- _Brief_
Find and copy lines holding "name".

- _Material supplied_
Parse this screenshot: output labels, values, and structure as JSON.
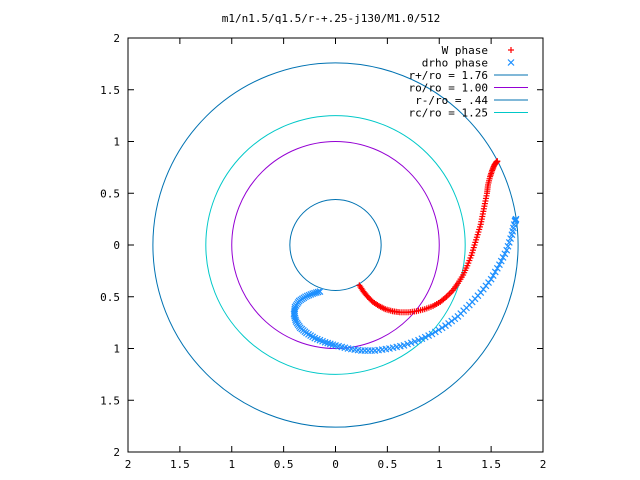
{
  "chart_data": {
    "type": "scatter",
    "title": "m1/n1.5/q1.5/r-+.25-j130/M1.0/512",
    "xlabel": "",
    "ylabel": "",
    "xlim": [
      -2,
      2
    ],
    "ylim": [
      -2,
      2
    ],
    "x_tick_labels": [
      "2",
      "1.5",
      "1",
      "0.5",
      "0",
      "0.5",
      "1",
      "1.5",
      "2"
    ],
    "y_tick_labels": [
      "2",
      "1.5",
      "1",
      "0.5",
      "0",
      "0.5",
      "1",
      "1.5",
      "2"
    ],
    "grid": false,
    "legend_position": "top-right",
    "circles": [
      {
        "name": "r+/ro = 1.76",
        "radius": 1.76,
        "color": "#0072b2"
      },
      {
        "name": "ro/ro = 1.00",
        "radius": 1.0,
        "color": "#9400d3"
      },
      {
        "name": "r-/ro = .44",
        "radius": 0.44,
        "color": "#0072b2"
      },
      {
        "name": "rc/ro = 1.25",
        "radius": 1.25,
        "color": "#00c8c8"
      }
    ],
    "series": [
      {
        "name": "W phase",
        "marker": "+",
        "color": "#ff0000",
        "points": [
          [
            0.23,
            -0.39
          ],
          [
            0.27,
            -0.45
          ],
          [
            0.31,
            -0.5
          ],
          [
            0.36,
            -0.55
          ],
          [
            0.42,
            -0.59
          ],
          [
            0.48,
            -0.62
          ],
          [
            0.55,
            -0.64
          ],
          [
            0.62,
            -0.65
          ],
          [
            0.7,
            -0.65
          ],
          [
            0.78,
            -0.64
          ],
          [
            0.86,
            -0.62
          ],
          [
            0.94,
            -0.59
          ],
          [
            1.01,
            -0.55
          ],
          [
            1.07,
            -0.5
          ],
          [
            1.13,
            -0.44
          ],
          [
            1.18,
            -0.37
          ],
          [
            1.23,
            -0.29
          ],
          [
            1.27,
            -0.2
          ],
          [
            1.31,
            -0.1
          ],
          [
            1.34,
            0.0
          ],
          [
            1.37,
            0.1
          ],
          [
            1.4,
            0.2
          ],
          [
            1.42,
            0.3
          ],
          [
            1.44,
            0.4
          ],
          [
            1.46,
            0.5
          ],
          [
            1.47,
            0.58
          ],
          [
            1.49,
            0.66
          ],
          [
            1.51,
            0.72
          ],
          [
            1.53,
            0.77
          ],
          [
            1.55,
            0.8
          ],
          [
            1.56,
            0.81
          ]
        ]
      },
      {
        "name": "drho phase",
        "marker": "x",
        "color": "#1e90ff",
        "points": [
          [
            -0.15,
            -0.45
          ],
          [
            -0.22,
            -0.47
          ],
          [
            -0.29,
            -0.5
          ],
          [
            -0.35,
            -0.54
          ],
          [
            -0.39,
            -0.6
          ],
          [
            -0.4,
            -0.67
          ],
          [
            -0.38,
            -0.74
          ],
          [
            -0.34,
            -0.8
          ],
          [
            -0.28,
            -0.85
          ],
          [
            -0.2,
            -0.9
          ],
          [
            -0.1,
            -0.94
          ],
          [
            0.0,
            -0.97
          ],
          [
            0.12,
            -1.0
          ],
          [
            0.25,
            -1.02
          ],
          [
            0.38,
            -1.02
          ],
          [
            0.52,
            -1.0
          ],
          [
            0.66,
            -0.97
          ],
          [
            0.8,
            -0.92
          ],
          [
            0.93,
            -0.86
          ],
          [
            1.06,
            -0.78
          ],
          [
            1.18,
            -0.69
          ],
          [
            1.29,
            -0.58
          ],
          [
            1.4,
            -0.46
          ],
          [
            1.5,
            -0.33
          ],
          [
            1.58,
            -0.19
          ],
          [
            1.65,
            -0.05
          ],
          [
            1.7,
            0.1
          ],
          [
            1.73,
            0.23
          ],
          [
            1.74,
            0.25
          ]
        ]
      }
    ]
  }
}
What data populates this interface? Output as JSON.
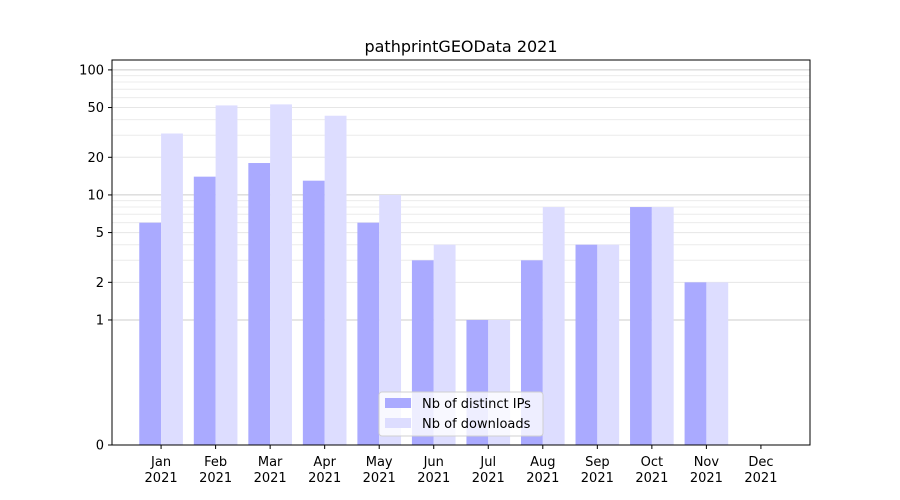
{
  "chart_data": {
    "type": "bar",
    "title": "pathprintGEOData 2021",
    "xlabel": "",
    "ylabel": "",
    "y_scale": "symlog",
    "ylim": [
      0,
      120
    ],
    "y_ticks": [
      0,
      1,
      2,
      5,
      10,
      20,
      50,
      100
    ],
    "y_tick_labels": [
      "0",
      "1",
      "2",
      "5",
      "10",
      "20",
      "50",
      "100"
    ],
    "categories": [
      [
        "Jan",
        "2021"
      ],
      [
        "Feb",
        "2021"
      ],
      [
        "Mar",
        "2021"
      ],
      [
        "Apr",
        "2021"
      ],
      [
        "May",
        "2021"
      ],
      [
        "Jun",
        "2021"
      ],
      [
        "Jul",
        "2021"
      ],
      [
        "Aug",
        "2021"
      ],
      [
        "Sep",
        "2021"
      ],
      [
        "Oct",
        "2021"
      ],
      [
        "Nov",
        "2021"
      ],
      [
        "Dec",
        "2021"
      ]
    ],
    "series": [
      {
        "name": "Nb of distinct IPs",
        "color": "#aaaaff",
        "values": [
          6,
          14,
          18,
          13,
          6,
          3,
          1,
          3,
          4,
          8,
          2,
          0
        ]
      },
      {
        "name": "Nb of downloads",
        "color": "#ddddff",
        "values": [
          31,
          52,
          53,
          43,
          10,
          4,
          1,
          8,
          4,
          8,
          2,
          0
        ]
      }
    ],
    "grid": true,
    "legend_position": "bottom-center"
  }
}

- _Task result_
        "name": "r+/ro = 1.76",
        "name": "ro/ro = 1.00",
        "name": "r-/ro = .44",
        "name": "rc/ro = 1.25",
        "name": "W phase",
        "name": "drho phase",
        "name": "Nb of distinct IPs",
        "name": "Nb of downloads",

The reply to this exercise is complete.